* _Requirements_: In the records below, turn the lines from the one with "For every button, label, input, icon, or" up to and including the one with "- tab-security-mail[interactable]: 安全邮件: [30, 116, 125, 140]" into a Markdown table. Use the columns Row and Line, number each line, and skip any blank lines.

* _Material for this exercise_:
= = = = = = =
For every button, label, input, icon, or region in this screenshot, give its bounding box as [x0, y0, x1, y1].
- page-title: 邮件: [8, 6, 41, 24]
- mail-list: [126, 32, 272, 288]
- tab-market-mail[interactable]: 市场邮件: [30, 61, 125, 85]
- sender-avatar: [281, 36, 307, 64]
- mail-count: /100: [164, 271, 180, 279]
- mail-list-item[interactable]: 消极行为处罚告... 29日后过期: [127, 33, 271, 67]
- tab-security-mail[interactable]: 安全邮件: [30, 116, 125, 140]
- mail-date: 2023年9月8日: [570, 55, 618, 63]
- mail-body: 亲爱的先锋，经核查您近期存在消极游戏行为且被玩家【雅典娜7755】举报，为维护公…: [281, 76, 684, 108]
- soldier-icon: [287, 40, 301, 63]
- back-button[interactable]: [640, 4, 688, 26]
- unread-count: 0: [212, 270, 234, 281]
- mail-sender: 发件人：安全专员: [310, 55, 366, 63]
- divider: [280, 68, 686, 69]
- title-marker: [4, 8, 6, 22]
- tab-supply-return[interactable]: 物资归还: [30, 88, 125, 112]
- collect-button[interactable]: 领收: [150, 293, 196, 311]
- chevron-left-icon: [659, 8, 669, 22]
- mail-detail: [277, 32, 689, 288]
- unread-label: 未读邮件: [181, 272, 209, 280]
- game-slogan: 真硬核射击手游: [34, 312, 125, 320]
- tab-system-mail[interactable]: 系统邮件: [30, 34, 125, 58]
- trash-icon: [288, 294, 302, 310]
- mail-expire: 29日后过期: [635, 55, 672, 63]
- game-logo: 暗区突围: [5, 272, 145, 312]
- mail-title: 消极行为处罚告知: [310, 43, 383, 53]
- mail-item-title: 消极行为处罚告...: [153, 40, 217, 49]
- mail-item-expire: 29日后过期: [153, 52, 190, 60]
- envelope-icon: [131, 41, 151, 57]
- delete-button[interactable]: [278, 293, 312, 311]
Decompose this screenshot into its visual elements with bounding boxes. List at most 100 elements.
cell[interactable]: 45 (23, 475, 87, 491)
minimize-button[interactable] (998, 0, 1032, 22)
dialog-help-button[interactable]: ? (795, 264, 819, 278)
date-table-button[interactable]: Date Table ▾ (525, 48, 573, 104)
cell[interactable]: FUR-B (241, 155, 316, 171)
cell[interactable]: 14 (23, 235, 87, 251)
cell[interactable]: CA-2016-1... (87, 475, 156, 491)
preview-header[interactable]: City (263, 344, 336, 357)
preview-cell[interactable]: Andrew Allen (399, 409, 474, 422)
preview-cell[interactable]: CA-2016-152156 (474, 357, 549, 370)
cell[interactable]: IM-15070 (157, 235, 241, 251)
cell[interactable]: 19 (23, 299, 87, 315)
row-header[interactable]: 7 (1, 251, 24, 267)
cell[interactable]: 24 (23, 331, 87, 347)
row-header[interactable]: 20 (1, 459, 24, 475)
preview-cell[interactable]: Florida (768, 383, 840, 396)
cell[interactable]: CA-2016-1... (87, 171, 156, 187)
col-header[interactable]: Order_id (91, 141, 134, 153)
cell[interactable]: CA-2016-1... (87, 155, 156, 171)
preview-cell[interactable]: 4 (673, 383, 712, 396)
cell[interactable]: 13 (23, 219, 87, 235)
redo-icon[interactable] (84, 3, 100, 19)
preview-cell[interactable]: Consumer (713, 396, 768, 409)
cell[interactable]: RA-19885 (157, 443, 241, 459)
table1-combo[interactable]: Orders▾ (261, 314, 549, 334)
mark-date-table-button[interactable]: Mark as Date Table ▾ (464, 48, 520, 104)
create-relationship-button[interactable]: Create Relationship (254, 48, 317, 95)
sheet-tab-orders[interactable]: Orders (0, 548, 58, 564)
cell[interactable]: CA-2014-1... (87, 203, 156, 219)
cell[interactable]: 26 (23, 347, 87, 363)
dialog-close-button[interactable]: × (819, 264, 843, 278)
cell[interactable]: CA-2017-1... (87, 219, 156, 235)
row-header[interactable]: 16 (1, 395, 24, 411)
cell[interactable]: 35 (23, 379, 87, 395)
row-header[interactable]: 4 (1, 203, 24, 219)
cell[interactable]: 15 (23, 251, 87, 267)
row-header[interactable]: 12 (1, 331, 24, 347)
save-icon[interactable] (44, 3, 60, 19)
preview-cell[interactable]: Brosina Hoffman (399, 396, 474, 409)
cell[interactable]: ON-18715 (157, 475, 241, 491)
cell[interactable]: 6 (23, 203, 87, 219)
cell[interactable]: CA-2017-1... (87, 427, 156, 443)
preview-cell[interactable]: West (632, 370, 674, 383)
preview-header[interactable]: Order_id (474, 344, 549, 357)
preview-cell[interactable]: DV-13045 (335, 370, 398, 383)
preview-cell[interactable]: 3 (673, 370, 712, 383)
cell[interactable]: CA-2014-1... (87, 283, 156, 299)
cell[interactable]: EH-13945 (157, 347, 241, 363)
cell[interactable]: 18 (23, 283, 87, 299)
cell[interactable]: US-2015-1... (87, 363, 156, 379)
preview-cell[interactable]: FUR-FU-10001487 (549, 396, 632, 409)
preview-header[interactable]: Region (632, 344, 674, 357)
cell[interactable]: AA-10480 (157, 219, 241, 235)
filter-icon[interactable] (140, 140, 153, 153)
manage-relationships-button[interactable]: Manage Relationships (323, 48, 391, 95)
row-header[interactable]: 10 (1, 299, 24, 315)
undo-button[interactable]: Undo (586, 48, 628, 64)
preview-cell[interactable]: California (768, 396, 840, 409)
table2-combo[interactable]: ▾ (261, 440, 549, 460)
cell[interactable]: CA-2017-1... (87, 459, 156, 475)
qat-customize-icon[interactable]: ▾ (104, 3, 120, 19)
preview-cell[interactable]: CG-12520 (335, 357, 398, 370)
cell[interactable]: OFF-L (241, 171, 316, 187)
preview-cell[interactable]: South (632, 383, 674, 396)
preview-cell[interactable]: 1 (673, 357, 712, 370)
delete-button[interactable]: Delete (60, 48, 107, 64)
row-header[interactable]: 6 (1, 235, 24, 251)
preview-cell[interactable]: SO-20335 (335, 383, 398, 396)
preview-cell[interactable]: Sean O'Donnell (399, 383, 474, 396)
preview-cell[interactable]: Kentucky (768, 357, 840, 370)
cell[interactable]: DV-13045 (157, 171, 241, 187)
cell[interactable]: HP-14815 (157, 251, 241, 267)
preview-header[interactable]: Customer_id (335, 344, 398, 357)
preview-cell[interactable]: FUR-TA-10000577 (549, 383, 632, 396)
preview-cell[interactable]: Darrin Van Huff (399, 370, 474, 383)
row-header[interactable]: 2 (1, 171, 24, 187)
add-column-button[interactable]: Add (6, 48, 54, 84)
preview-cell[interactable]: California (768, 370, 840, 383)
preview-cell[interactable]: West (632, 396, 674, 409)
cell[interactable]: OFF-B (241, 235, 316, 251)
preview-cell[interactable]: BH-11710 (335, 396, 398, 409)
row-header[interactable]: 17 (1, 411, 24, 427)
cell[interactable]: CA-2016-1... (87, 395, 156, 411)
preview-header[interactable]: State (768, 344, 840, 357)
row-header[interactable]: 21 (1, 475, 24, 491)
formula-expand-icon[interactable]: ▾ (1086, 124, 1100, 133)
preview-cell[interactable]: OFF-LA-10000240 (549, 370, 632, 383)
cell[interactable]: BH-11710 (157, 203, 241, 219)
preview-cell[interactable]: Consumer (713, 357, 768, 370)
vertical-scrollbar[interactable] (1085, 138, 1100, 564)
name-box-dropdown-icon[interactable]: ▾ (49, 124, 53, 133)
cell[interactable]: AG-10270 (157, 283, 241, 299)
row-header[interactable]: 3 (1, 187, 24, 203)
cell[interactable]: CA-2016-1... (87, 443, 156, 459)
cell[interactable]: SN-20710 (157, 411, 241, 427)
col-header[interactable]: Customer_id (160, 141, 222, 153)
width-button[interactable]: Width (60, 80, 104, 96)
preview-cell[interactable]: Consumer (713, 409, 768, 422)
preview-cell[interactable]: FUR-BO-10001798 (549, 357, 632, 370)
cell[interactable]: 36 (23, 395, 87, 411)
= = = = = = =
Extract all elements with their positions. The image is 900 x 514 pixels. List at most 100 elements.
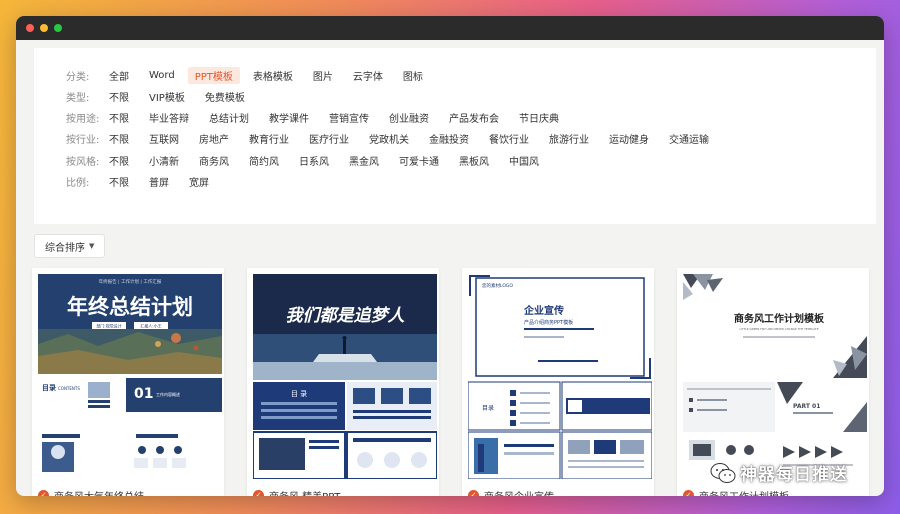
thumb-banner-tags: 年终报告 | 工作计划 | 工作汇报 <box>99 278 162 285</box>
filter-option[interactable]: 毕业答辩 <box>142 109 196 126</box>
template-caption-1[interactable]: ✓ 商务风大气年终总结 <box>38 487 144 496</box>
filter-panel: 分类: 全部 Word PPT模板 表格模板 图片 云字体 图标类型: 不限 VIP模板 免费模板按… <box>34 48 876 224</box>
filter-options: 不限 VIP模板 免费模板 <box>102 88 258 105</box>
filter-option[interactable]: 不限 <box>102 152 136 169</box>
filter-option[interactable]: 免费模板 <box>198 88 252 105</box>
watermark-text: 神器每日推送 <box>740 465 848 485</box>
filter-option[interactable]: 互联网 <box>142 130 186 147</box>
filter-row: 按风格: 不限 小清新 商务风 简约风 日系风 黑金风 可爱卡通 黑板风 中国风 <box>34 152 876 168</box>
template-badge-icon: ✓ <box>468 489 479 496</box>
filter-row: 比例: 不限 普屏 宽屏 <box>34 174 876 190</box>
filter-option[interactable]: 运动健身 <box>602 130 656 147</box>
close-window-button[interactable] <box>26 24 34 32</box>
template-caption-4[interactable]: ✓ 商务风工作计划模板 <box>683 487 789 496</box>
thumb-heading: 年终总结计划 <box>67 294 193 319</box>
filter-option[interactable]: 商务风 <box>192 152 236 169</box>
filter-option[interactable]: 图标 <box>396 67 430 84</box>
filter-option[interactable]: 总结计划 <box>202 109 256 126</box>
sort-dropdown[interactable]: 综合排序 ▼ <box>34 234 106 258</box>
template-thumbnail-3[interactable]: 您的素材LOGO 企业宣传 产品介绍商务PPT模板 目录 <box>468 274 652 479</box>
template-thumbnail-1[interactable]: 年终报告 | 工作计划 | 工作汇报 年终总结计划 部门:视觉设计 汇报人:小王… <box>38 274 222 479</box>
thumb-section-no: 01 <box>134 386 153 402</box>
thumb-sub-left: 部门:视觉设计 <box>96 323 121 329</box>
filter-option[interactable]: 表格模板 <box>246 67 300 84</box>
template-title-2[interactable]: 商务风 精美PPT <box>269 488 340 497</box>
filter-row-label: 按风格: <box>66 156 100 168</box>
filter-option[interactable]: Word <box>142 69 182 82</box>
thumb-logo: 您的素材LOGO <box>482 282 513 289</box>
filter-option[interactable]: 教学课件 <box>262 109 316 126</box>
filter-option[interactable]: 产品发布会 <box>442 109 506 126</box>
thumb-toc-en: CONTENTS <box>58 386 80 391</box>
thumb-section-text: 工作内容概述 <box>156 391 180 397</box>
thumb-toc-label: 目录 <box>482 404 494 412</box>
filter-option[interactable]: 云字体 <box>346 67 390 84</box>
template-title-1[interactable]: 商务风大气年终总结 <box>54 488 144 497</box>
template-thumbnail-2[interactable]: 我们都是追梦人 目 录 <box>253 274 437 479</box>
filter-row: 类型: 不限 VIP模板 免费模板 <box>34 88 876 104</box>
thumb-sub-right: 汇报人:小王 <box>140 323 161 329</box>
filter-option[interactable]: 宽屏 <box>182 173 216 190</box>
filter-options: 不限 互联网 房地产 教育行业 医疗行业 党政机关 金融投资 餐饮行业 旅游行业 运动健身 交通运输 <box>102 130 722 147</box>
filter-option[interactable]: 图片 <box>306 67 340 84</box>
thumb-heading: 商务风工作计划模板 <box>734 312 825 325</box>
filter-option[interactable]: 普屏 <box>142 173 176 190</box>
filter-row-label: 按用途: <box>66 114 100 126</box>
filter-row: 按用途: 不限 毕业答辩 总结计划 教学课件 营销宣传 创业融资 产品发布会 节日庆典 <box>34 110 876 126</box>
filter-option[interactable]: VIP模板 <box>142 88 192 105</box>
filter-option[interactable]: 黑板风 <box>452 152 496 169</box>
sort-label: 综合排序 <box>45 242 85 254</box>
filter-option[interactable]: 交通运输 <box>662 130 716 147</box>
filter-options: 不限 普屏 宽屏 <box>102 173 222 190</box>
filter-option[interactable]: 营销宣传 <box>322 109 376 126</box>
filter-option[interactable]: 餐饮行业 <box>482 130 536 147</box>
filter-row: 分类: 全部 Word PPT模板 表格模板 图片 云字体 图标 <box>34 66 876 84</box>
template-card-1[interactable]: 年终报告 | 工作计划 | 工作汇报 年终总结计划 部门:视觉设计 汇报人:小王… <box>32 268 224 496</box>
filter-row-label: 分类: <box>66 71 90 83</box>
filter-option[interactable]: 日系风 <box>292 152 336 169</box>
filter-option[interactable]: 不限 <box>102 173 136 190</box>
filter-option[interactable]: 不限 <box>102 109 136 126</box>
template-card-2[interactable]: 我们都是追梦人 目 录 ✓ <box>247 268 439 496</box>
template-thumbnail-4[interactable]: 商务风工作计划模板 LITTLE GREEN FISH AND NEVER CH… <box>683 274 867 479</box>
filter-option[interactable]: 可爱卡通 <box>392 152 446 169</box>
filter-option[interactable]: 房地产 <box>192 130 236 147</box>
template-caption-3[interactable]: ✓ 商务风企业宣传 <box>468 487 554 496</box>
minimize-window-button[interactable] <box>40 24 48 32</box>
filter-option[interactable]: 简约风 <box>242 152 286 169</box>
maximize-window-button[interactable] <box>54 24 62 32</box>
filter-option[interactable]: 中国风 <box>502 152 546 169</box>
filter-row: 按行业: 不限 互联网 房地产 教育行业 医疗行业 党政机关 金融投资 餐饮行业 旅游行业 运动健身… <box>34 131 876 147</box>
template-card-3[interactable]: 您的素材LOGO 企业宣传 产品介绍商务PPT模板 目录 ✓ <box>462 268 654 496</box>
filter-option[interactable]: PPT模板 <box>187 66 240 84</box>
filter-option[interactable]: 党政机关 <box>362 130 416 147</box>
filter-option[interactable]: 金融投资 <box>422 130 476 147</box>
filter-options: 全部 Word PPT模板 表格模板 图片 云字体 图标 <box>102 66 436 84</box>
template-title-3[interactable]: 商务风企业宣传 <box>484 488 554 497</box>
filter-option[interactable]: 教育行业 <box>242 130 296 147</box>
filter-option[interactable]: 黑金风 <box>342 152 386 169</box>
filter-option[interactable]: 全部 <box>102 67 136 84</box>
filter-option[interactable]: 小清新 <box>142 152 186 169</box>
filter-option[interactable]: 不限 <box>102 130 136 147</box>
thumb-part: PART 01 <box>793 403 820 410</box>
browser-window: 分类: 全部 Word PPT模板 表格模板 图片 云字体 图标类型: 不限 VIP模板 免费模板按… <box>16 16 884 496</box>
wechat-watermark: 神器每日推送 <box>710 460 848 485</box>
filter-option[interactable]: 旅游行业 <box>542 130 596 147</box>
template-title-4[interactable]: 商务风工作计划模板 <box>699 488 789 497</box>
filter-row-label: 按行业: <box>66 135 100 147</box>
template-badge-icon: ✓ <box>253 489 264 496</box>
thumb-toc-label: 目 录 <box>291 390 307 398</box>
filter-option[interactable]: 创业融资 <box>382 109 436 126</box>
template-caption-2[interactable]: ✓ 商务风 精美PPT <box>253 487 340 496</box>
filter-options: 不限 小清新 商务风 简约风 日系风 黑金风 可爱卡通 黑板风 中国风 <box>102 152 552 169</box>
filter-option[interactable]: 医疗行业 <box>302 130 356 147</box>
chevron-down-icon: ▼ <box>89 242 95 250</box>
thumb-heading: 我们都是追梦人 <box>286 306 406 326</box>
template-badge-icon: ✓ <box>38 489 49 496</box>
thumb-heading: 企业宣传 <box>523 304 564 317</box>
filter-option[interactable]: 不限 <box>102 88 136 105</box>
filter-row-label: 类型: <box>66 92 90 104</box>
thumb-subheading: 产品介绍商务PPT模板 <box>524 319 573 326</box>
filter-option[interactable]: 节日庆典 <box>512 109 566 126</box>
= = = = = = =
* _The reply_:
| Row | Line |
|---|---|
| 1 | For every button, label, input, icon, or region in this screenshot, give its bounding box as [x0, y0, x1, y1]. |
| 2 | - page-title: 邮件: [8, 6, 41, 24] |
| 3 | - mail-list: [126, 32, 272, 288] |
| 4 | - tab-market-mail[interactable]: 市场邮件: [30, 61, 125, 85] |
| 5 | - sender-avatar: [281, 36, 307, 64] |
| 6 | - mail-count: /100: [164, 271, 180, 279] |
| 7 | - mail-list-item[interactable]: 消极行为处罚告... 29日后过期: [127, 33, 271, 67] |
| 8 | - tab-security-mail[interactable]: 安全邮件: [30, 116, 125, 140] |